» **TASK OBJECTIVE**
Without the images, print all the entries below exactly as given.

— Start of EXERCISE INPUT —

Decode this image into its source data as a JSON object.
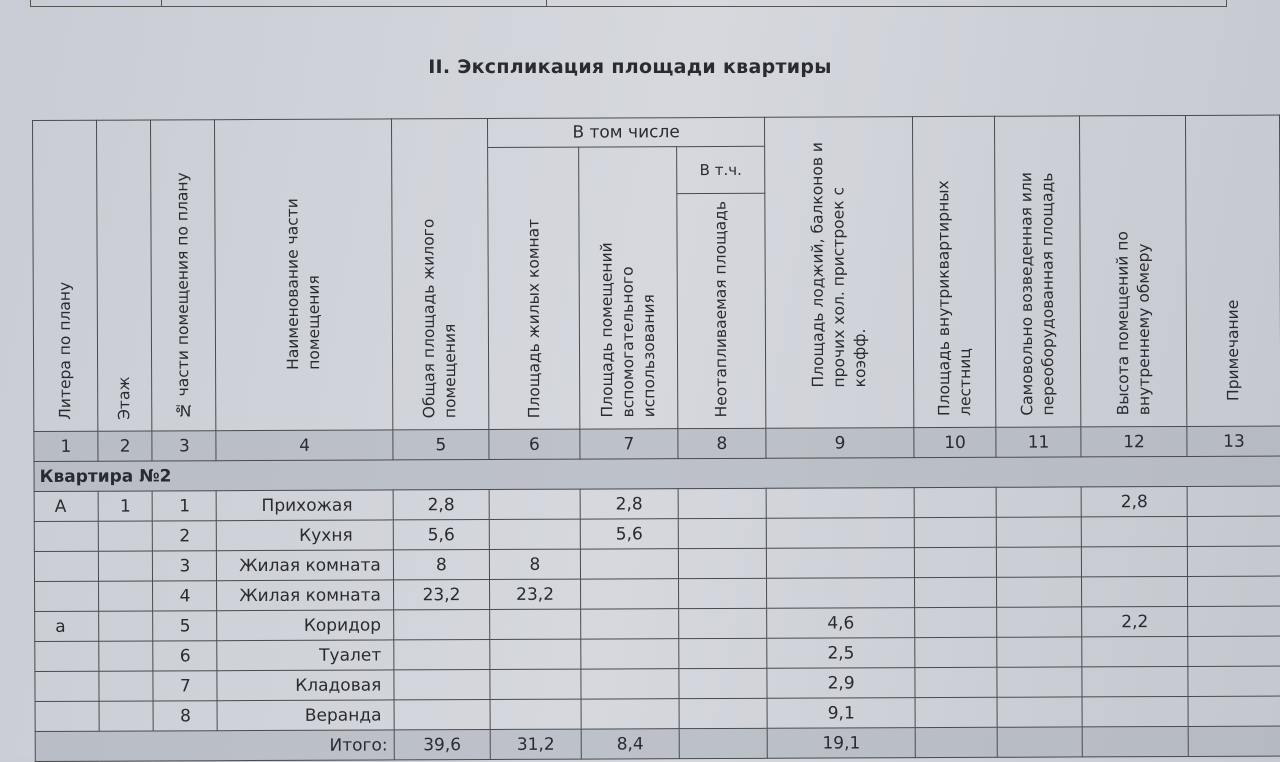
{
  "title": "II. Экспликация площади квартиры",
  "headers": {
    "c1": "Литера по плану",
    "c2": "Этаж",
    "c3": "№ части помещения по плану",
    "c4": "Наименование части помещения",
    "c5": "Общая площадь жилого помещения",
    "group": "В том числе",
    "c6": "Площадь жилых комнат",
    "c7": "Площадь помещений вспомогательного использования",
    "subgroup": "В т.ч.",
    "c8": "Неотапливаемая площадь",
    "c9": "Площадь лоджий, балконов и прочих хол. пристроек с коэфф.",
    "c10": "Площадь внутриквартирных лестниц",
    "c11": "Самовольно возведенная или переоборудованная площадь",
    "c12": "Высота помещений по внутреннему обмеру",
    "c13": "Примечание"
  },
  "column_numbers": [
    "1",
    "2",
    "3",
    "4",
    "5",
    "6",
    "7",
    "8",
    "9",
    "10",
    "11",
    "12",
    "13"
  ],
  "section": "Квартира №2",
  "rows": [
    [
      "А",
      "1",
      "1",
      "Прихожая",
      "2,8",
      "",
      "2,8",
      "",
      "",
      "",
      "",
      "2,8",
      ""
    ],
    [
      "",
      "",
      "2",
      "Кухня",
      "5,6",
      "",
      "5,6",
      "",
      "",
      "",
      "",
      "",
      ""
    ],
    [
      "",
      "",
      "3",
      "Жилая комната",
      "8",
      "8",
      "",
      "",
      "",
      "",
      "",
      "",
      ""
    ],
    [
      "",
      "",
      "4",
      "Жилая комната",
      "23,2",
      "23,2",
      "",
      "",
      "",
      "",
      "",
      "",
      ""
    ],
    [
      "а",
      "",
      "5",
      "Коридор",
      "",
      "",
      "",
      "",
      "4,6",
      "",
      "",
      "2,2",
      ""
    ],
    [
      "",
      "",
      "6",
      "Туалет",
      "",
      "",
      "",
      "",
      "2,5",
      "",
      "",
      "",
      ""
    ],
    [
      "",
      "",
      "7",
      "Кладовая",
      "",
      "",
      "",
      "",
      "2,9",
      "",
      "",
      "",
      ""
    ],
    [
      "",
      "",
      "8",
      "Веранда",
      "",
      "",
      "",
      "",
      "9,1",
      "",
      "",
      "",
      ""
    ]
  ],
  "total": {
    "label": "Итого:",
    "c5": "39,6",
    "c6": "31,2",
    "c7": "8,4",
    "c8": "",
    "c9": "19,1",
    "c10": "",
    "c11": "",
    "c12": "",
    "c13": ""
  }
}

— End of EXERCISE INPUT —

» **THE RESPONSE**
Decode this image into its source data as a JSON object.
{
  "title": "II. Экспликация площади квартиры",
  "headers": {
    "c1": "Литера по плану",
    "c2": "Этаж",
    "c3": "№ части помещения по плану",
    "c4": "Наименование части помещения",
    "c5": "Общая площадь жилого помещения",
    "group": "В том числе",
    "c6": "Площадь жилых комнат",
    "c7": "Площадь помещений вспомогательного использования",
    "subgroup": "В т.ч.",
    "c8": "Неотапливаемая площадь",
    "c9": "Площадь лоджий, балконов и прочих хол. пристроек с коэфф.",
    "c10": "Площадь внутриквартирных лестниц",
    "c11": "Самовольно возведенная или переоборудованная площадь",
    "c12": "Высота помещений по внутреннему обмеру",
    "c13": "Примечание"
  },
  "column_numbers": [
    "1",
    "2",
    "3",
    "4",
    "5",
    "6",
    "7",
    "8",
    "9",
    "10",
    "11",
    "12",
    "13"
  ],
  "section": "Квартира №2",
  "rows": [
    [
      "А",
      "1",
      "1",
      "Прихожая",
      "2,8",
      "",
      "2,8",
      "",
      "",
      "",
      "",
      "2,8",
      ""
    ],
    [
      "",
      "",
      "2",
      "Кухня",
      "5,6",
      "",
      "5,6",
      "",
      "",
      "",
      "",
      "",
      ""
    ],
    [
      "",
      "",
      "3",
      "Жилая комната",
      "8",
      "8",
      "",
      "",
      "",
      "",
      "",
      "",
      ""
    ],
    [
      "",
      "",
      "4",
      "Жилая комната",
      "23,2",
      "23,2",
      "",
      "",
      "",
      "",
      "",
      "",
      ""
    ],
    [
      "а",
      "",
      "5",
      "Коридор",
      "",
      "",
      "",
      "",
      "4,6",
      "",
      "",
      "2,2",
      ""
    ],
    [
      "",
      "",
      "6",
      "Туалет",
      "",
      "",
      "",
      "",
      "2,5",
      "",
      "",
      "",
      ""
    ],
    [
      "",
      "",
      "7",
      "Кладовая",
      "",
      "",
      "",
      "",
      "2,9",
      "",
      "",
      "",
      ""
    ],
    [
      "",
      "",
      "8",
      "Веранда",
      "",
      "",
      "",
      "",
      "9,1",
      "",
      "",
      "",
      ""
    ]
  ],
  "total": {
    "label": "Итого:",
    "c5": "39,6",
    "c6": "31,2",
    "c7": "8,4",
    "c8": "",
    "c9": "19,1",
    "c10": "",
    "c11": "",
    "c12": "",
    "c13": ""
  }
}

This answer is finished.